### Available records
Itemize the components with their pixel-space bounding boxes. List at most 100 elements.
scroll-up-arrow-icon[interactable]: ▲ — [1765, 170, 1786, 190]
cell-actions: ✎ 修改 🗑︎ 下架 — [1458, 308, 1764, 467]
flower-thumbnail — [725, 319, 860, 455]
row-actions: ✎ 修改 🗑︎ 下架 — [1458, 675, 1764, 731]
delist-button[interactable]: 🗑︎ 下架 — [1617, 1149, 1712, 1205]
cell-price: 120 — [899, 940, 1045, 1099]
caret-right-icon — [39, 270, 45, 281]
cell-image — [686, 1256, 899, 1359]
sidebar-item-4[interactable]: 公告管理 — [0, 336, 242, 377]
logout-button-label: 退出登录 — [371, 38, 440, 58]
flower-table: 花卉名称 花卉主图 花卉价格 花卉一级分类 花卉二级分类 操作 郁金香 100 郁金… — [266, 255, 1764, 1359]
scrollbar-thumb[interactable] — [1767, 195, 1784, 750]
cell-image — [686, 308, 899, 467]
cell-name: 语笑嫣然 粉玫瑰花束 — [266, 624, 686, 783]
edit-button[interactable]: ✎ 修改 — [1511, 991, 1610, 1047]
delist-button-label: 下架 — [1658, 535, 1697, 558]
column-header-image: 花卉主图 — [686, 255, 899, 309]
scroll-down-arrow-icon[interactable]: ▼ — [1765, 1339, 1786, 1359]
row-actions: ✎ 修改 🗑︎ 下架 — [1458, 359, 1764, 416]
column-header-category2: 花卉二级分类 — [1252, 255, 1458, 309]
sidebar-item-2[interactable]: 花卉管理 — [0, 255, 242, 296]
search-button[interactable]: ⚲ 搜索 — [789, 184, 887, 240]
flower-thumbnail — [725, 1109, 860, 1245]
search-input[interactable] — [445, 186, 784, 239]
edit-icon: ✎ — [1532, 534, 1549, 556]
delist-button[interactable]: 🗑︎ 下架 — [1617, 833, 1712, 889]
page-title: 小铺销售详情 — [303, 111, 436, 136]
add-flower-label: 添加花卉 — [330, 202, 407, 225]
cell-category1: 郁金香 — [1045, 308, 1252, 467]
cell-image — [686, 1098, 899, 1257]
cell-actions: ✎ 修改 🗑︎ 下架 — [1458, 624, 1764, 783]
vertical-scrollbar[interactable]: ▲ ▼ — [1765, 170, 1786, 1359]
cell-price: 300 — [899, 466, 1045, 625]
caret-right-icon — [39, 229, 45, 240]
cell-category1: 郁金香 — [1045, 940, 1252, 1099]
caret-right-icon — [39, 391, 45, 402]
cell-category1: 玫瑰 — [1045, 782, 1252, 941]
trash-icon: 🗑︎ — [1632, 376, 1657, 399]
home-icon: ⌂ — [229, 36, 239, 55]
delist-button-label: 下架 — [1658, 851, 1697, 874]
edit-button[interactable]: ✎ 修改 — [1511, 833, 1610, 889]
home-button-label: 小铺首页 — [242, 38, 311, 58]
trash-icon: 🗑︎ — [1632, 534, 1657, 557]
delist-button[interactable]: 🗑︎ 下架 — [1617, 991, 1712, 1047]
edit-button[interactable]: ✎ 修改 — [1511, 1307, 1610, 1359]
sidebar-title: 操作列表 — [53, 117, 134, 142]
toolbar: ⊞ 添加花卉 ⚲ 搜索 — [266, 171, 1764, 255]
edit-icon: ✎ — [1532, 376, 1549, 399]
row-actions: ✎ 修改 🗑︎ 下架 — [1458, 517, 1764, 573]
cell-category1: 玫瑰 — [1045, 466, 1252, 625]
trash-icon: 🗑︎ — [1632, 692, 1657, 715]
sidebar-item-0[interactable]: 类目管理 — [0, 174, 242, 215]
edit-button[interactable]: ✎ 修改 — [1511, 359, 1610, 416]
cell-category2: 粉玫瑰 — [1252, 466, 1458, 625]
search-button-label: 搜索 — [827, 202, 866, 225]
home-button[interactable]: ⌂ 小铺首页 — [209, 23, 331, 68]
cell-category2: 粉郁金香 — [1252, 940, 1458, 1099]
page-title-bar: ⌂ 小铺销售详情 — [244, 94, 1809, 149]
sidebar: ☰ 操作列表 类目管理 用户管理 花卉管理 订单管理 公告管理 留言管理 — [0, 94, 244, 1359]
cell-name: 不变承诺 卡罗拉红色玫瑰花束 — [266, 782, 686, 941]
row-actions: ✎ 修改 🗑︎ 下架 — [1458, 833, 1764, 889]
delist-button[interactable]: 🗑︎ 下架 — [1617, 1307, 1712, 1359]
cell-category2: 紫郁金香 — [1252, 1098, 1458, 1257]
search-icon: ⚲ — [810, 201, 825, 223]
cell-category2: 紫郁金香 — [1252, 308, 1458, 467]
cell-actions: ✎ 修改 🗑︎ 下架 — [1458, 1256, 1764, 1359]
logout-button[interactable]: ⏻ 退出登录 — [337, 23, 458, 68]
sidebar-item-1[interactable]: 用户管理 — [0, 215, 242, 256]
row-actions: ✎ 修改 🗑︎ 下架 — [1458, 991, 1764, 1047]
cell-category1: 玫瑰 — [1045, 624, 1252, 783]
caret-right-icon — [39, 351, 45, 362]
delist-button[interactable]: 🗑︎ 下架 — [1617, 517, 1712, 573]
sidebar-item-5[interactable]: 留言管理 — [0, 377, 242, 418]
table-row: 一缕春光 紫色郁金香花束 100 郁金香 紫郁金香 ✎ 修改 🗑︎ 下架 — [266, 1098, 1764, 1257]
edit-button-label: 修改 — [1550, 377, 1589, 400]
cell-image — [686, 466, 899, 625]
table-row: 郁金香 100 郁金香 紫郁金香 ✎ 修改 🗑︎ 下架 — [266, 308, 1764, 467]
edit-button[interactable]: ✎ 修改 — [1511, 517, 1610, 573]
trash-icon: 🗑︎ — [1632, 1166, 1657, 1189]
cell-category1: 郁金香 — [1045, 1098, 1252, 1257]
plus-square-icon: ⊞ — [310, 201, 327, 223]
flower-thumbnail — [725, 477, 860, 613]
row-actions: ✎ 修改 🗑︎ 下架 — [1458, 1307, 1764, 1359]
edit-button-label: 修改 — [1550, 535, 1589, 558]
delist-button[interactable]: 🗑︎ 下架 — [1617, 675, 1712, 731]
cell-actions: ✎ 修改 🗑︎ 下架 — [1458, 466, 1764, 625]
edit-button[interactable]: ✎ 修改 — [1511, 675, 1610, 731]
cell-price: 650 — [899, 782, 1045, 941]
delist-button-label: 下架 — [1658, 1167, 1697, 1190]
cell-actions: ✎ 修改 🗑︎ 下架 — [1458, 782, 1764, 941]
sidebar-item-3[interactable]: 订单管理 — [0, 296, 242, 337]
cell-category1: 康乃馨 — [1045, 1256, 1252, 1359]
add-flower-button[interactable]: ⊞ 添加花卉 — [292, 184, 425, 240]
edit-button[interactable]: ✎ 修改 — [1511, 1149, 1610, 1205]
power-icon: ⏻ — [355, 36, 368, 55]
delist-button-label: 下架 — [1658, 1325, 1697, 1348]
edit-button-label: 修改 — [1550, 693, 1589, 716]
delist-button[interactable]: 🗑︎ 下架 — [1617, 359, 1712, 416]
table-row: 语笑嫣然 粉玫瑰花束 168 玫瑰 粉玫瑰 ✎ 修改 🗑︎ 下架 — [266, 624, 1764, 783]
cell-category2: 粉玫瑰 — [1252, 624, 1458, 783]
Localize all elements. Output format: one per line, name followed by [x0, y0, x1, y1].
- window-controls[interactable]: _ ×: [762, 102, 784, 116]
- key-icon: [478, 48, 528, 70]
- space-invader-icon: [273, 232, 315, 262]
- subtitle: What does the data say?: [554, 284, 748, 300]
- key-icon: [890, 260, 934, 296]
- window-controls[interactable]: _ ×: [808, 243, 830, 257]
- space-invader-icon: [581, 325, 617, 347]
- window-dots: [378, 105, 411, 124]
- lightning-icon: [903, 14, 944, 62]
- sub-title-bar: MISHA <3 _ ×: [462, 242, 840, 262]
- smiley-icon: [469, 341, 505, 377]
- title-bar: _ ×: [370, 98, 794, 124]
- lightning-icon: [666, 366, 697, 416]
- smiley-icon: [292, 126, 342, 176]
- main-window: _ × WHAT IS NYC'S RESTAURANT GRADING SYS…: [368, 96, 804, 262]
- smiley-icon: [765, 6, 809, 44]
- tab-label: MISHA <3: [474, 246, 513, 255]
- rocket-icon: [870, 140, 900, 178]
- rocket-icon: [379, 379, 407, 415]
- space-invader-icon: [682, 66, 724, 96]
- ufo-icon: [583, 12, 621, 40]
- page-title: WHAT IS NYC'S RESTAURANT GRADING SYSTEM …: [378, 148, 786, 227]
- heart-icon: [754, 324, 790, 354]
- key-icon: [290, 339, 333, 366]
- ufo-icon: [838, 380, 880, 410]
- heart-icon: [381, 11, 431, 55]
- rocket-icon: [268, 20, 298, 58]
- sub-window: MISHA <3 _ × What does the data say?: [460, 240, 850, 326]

### Written problem
Reproduce verbatim the portion of the entries that opens with the first line and closes with the line containing "cell-price: 120 — [899, 940, 1045, 1099]". Include both of those lines.

### Answer
Itemize the components with their pixel-space bounding boxes. List at most 100 elements.
scroll-up-arrow-icon[interactable]: ▲ — [1765, 170, 1786, 190]
cell-actions: ✎ 修改 🗑︎ 下架 — [1458, 308, 1764, 467]
flower-thumbnail — [725, 319, 860, 455]
row-actions: ✎ 修改 🗑︎ 下架 — [1458, 675, 1764, 731]
delist-button[interactable]: 🗑︎ 下架 — [1617, 1149, 1712, 1205]
cell-price: 120 — [899, 940, 1045, 1099]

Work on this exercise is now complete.